## TASK DIRECTIONS
Give the count of lines holding the string "Slight" and nothing else.

[Raw records]
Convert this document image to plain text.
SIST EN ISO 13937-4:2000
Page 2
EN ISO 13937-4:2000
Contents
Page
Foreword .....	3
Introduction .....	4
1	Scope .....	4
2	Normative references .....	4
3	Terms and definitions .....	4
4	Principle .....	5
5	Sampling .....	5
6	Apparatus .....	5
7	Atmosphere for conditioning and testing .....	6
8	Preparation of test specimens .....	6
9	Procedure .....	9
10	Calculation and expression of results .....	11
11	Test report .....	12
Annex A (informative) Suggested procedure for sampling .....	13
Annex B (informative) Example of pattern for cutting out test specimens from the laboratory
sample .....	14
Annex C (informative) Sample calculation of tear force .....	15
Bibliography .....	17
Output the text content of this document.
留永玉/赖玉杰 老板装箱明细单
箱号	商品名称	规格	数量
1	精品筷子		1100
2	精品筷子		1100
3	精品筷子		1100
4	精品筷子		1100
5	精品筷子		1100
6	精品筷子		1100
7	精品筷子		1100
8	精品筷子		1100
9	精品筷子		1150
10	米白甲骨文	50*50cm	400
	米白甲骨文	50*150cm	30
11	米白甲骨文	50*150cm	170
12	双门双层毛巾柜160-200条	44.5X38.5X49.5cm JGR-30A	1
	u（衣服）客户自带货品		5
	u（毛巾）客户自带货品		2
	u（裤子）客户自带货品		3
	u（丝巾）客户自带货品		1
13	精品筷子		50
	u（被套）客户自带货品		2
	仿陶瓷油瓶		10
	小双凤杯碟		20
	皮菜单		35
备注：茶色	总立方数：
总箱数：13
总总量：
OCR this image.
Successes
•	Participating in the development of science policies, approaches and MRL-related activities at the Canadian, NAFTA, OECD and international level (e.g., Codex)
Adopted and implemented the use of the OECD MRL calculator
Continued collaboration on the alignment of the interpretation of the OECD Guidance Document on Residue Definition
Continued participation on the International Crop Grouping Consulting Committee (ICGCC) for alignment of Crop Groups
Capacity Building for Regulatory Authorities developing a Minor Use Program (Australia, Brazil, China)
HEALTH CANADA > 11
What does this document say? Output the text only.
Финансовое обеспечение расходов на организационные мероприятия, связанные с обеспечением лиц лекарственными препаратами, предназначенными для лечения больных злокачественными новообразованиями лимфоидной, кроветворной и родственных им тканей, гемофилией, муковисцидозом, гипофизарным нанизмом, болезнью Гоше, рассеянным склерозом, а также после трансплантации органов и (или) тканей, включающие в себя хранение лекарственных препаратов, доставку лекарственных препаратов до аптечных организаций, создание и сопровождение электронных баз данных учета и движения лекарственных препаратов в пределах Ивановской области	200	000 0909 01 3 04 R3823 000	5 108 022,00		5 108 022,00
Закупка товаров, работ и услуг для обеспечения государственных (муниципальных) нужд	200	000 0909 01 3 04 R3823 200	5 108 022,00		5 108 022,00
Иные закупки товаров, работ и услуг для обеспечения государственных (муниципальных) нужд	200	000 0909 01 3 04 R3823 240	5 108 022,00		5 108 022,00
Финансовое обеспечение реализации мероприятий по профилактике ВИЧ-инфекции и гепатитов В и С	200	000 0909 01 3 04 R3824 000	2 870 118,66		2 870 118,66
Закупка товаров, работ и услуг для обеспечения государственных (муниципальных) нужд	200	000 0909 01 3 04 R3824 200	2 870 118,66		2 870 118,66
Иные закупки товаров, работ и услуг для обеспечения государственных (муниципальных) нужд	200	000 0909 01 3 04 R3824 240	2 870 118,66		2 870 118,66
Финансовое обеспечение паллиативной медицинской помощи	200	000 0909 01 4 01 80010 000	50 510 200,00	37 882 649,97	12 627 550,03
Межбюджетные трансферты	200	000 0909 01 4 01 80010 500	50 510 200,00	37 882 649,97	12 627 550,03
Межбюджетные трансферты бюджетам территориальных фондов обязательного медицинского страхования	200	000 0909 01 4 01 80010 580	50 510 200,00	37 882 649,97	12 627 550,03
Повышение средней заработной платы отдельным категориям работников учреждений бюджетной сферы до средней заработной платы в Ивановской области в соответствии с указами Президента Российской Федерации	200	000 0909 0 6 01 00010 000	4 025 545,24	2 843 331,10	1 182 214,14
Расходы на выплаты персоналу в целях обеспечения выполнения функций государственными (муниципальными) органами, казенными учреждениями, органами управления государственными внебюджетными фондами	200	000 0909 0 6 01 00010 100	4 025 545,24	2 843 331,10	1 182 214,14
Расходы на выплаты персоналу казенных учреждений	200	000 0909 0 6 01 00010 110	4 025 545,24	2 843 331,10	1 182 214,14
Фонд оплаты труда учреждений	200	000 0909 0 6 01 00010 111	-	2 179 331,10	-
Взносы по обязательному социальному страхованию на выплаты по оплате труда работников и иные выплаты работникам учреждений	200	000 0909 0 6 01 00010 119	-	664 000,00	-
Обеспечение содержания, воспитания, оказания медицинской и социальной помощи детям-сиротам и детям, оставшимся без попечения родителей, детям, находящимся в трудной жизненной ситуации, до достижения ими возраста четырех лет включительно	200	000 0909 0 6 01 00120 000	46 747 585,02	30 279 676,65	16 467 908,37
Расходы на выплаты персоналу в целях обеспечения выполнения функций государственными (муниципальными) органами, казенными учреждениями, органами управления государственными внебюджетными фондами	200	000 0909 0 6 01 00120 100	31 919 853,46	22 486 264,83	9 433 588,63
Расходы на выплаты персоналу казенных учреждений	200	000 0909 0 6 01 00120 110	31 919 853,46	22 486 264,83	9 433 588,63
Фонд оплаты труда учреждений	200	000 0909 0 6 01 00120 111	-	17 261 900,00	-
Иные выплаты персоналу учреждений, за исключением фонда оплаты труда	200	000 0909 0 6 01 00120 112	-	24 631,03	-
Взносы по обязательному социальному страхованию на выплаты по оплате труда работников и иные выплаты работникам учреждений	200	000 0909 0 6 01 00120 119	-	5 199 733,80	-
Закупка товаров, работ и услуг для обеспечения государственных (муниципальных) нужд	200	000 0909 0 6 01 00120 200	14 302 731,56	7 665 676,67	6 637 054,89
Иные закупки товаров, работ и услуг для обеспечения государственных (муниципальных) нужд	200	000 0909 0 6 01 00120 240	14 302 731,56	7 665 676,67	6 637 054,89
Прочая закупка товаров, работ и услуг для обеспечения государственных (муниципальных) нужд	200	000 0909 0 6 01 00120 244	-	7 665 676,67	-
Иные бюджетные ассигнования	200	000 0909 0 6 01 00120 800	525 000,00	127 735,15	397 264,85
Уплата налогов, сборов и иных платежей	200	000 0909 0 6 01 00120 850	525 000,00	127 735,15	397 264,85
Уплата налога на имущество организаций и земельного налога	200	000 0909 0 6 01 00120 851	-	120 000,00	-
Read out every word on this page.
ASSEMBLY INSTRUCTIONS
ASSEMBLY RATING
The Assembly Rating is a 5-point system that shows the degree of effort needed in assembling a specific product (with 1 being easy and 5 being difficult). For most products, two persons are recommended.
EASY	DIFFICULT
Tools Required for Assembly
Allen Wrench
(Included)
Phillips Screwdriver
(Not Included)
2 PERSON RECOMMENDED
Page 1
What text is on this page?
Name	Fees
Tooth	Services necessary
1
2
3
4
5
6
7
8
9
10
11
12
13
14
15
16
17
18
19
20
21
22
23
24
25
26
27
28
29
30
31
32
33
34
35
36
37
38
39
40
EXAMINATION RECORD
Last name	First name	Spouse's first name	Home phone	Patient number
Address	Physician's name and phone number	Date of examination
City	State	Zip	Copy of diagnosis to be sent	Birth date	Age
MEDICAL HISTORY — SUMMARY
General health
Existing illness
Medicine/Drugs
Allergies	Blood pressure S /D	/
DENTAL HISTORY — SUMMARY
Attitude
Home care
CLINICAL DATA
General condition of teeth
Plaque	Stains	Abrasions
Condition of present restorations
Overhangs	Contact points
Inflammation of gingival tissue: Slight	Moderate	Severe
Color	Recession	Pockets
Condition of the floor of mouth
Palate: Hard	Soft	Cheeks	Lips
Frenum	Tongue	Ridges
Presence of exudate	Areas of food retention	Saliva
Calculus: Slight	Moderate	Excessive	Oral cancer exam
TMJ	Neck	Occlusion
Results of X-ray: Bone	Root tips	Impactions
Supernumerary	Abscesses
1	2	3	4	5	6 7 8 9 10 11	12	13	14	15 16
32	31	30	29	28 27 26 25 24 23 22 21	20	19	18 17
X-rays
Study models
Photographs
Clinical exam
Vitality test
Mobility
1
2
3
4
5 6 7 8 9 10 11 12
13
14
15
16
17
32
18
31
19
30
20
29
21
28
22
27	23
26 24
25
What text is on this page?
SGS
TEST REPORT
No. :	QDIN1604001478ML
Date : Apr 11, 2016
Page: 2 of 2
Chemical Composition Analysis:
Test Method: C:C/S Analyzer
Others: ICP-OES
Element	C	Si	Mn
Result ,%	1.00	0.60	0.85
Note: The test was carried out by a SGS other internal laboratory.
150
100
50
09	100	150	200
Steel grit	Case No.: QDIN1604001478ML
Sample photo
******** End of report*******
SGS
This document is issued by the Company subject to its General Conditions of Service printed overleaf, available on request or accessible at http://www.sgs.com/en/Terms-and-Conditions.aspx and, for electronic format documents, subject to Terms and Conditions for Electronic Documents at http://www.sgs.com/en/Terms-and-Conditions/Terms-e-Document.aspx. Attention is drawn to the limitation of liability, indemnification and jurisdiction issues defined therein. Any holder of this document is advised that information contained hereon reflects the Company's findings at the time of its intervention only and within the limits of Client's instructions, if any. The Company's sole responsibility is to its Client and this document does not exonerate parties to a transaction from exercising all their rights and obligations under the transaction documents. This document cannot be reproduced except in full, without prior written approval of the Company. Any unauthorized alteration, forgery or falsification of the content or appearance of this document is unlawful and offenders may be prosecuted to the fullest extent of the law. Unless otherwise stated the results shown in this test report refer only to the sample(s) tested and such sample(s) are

## RESULT FOR THIS TASK
2